__WHAT TO PRODUCE__
Skipping the images, transcribe each record below as it is.

═════ DATA SUPPLIED

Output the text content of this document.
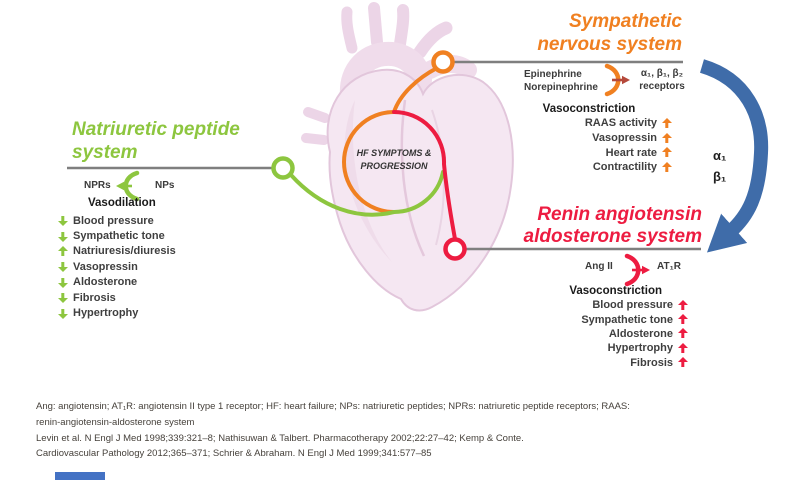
HF SYMPTOMS &
PROGRESSION
Sympathetic
nervous system
Epinephrine
Norepinephrine
α₁, β₁, β₂
receptors
Vasoconstriction
RAAS activity
Vasopressin
Heart rate
Contractility
α₁
β₁
Natriuretic peptide
system
NPRs	NPs
Vasodilation
Blood pressure
Sympathetic tone
Natriuresis/diuresis
Vasopressin
Aldosterone
Fibrosis
Hypertrophy
Renin angiotensin
aldosterone system
Ang II	AT₁R
Vasoconstriction
Blood pressure
Sympathetic tone
Aldosterone
Hypertrophy
Fibrosis
Ang: angiotensin; AT₁R: angiotensin II type 1 receptor; HF: heart failure; NPs: natriuretic peptides; NPRs: natriuretic peptide receptors; RAAS:
renin-angiotensin-aldosterone system
Levin et al. N Engl J Med 1998;339:321–8; Nathisuwan & Talbert. Pharmacotherapy 2002;22:27–42; Kemp & Conte.
Cardiovascular Pathology 2012;365–371; Schrier & Abraham. N Engl J Med 1999;341:577–85
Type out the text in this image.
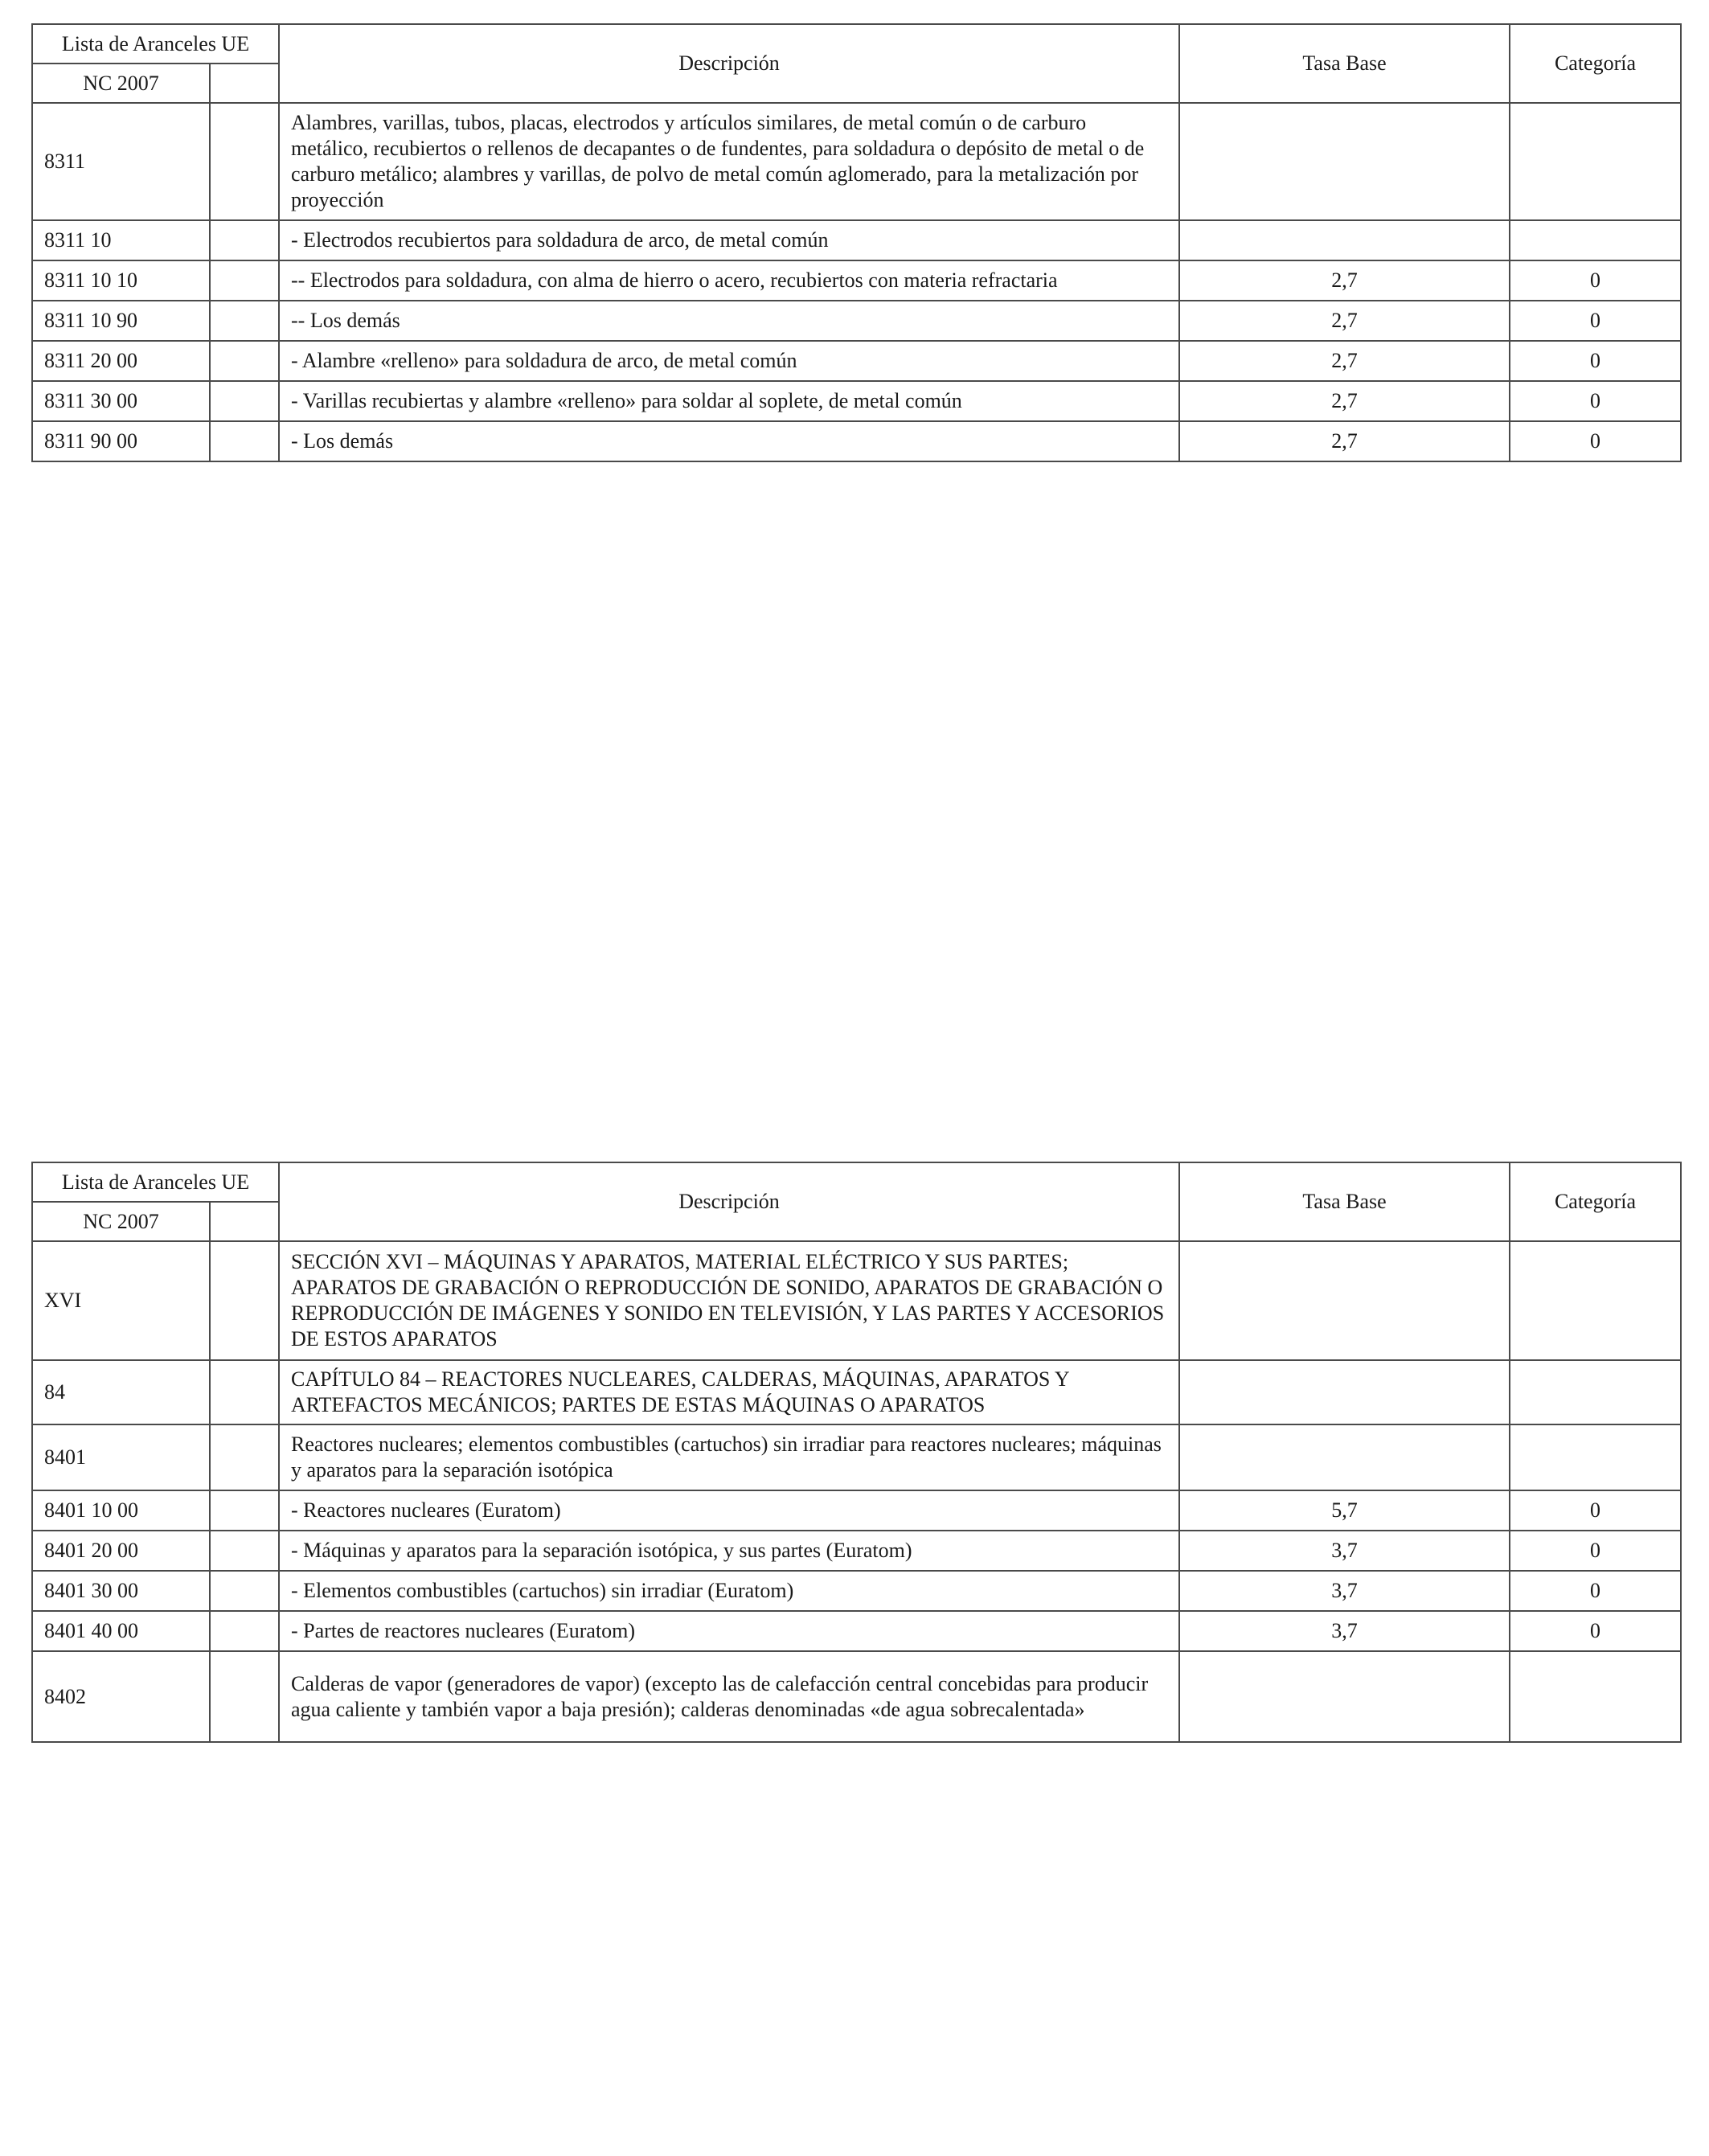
Lista de Aranceles UE		Descripción	Tasa Base	Categoría
NC 2007				
8311		Alambres, varillas, tubos, placas, electrodos y artículos similares, de metal común o de carburo metálico, recubiertos o rellenos de decapantes o de fundentes, para soldadura o depósito de metal o de carburo metálico; alambres y varillas, de polvo de metal común aglomerado, para la metalización por proyección		
8311 10		- Electrodos recubiertos para soldadura de arco, de metal común		
8311 10 10		-- Electrodos para soldadura, con alma de hierro o acero, recubiertos con materia refractaria	2,7	0
8311 10 90		-- Los demás	2,7	0
8311 20 00		- Alambre «relleno» para soldadura de arco, de metal común	2,7	0
8311 30 00		- Varillas recubiertas y alambre «relleno» para soldar al soplete, de metal común	2,7	0
8311 90 00		- Los demás	2,7	0
Lista de Aranceles UE		Descripción	Tasa Base	Categoría
NC 2007				
XVI		SECCIÓN XVI – MÁQUINAS Y APARATOS, MATERIAL ELÉCTRICO Y SUS PARTES; APARATOS DE GRABACIÓN O REPRODUCCIÓN DE SONIDO, APARATOS DE GRABACIÓN O REPRODUCCIÓN DE IMÁGENES Y SONIDO EN TELEVISIÓN, Y LAS PARTES Y ACCESORIOS DE ESTOS APARATOS		
84		CAPÍTULO 84 – REACTORES NUCLEARES, CALDERAS, MÁQUINAS, APARATOS Y ARTEFACTOS MECÁNICOS; PARTES DE ESTAS MÁQUINAS O APARATOS		
8401		Reactores nucleares; elementos combustibles (cartuchos) sin irradiar para reactores nucleares; máquinas y aparatos para la separación isotópica		
8401 10 00		- Reactores nucleares (Euratom)	5,7	0
8401 20 00		- Máquinas y aparatos para la separación isotópica, y sus partes (Euratom)	3,7	0
8401 30 00		- Elementos combustibles (cartuchos) sin irradiar (Euratom)	3,7	0
8401 40 00		- Partes de reactores nucleares (Euratom)	3,7	0
8402		Calderas de vapor (generadores de vapor) (excepto las de calefacción central concebidas para producir agua caliente y también vapor a baja presión); calderas denominadas «de agua sobrecalentada»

══════════

__PROBLEM SOLUTION__
Output the text content of this document.
HF SYMPTOMS &
PROGRESSION
Sympathetic
nervous system
Epinephrine
Norepinephrine
α₁, β₁, β₂
receptors
Vasoconstriction
RAAS activity
Vasopressin
Heart rate
Contractility
α₁
β₁
Natriuretic peptide
system
NPRs	NPs
Vasodilation
Blood pressure
Sympathetic tone
Natriuresis/diuresis
Vasopressin
Aldosterone
Fibrosis
Hypertrophy
Renin angiotensin
aldosterone system
Ang II	AT₁R
Vasoconstriction
Blood pressure
Sympathetic tone
Aldosterone
Hypertrophy
Fibrosis
Ang: angiotensin; AT₁R: angiotensin II type 1 receptor; HF: heart failure; NPs: natriuretic peptides; NPRs: natriuretic peptide receptors; RAAS:
renin-angiotensin-aldosterone system
Levin et al. N Engl J Med 1998;339:321–8; Nathisuwan & Talbert. Pharmacotherapy 2002;22:27–42; Kemp & Conte.
Cardiovascular Pathology 2012;365–371; Schrier & Abraham. N Engl J Med 1999;341:577–85
Type out the text in this image.
Lista de Aranceles UE		Descripción	Tasa Base	Categoría
NC 2007				
8311		Alambres, varillas, tubos, placas, electrodos y artículos similares, de metal común o de carburo metálico, recubiertos o rellenos de decapantes o de fundentes, para soldadura o depósito de metal o de carburo metálico; alambres y varillas, de polvo de metal común aglomerado, para la metalización por proyección		
8311 10		- Electrodos recubiertos para soldadura de arco, de metal común		
8311 10 10		-- Electrodos para soldadura, con alma de hierro o acero, recubiertos con materia refractaria	2,7	0
8311 10 90		-- Los demás	2,7	0
8311 20 00		- Alambre «relleno» para soldadura de arco, de metal común	2,7	0
8311 30 00		- Varillas recubiertas y alambre «relleno» para soldar al soplete, de metal común	2,7	0
8311 90 00		- Los demás	2,7	0
Lista de Aranceles UE		Descripción	Tasa Base	Categoría
NC 2007				
XVI		SECCIÓN XVI – MÁQUINAS Y APARATOS, MATERIAL ELÉCTRICO Y SUS PARTES; APARATOS DE GRABACIÓN O REPRODUCCIÓN DE SONIDO, APARATOS DE GRABACIÓN O REPRODUCCIÓN DE IMÁGENES Y SONIDO EN TELEVISIÓN, Y LAS PARTES Y ACCESORIOS DE ESTOS APARATOS		
84		CAPÍTULO 84 – REACTORES NUCLEARES, CALDERAS, MÁQUINAS, APARATOS Y ARTEFACTOS MECÁNICOS; PARTES DE ESTAS MÁQUINAS O APARATOS		
8401		Reactores nucleares; elementos combustibles (cartuchos) sin irradiar para reactores nucleares; máquinas y aparatos para la separación isotópica		
8401 10 00		- Reactores nucleares (Euratom)	5,7	0
8401 20 00		- Máquinas y aparatos para la separación isotópica, y sus partes (Euratom)	3,7	0
8401 30 00		- Elementos combustibles (cartuchos) sin irradiar (Euratom)	3,7	0
8401 40 00		- Partes de reactores nucleares (Euratom)	3,7	0
8402		Calderas de vapor (generadores de vapor) (excepto las de calefacción central concebidas para producir agua caliente y también vapor a baja presión); calderas denominadas «de agua sobrecalentada»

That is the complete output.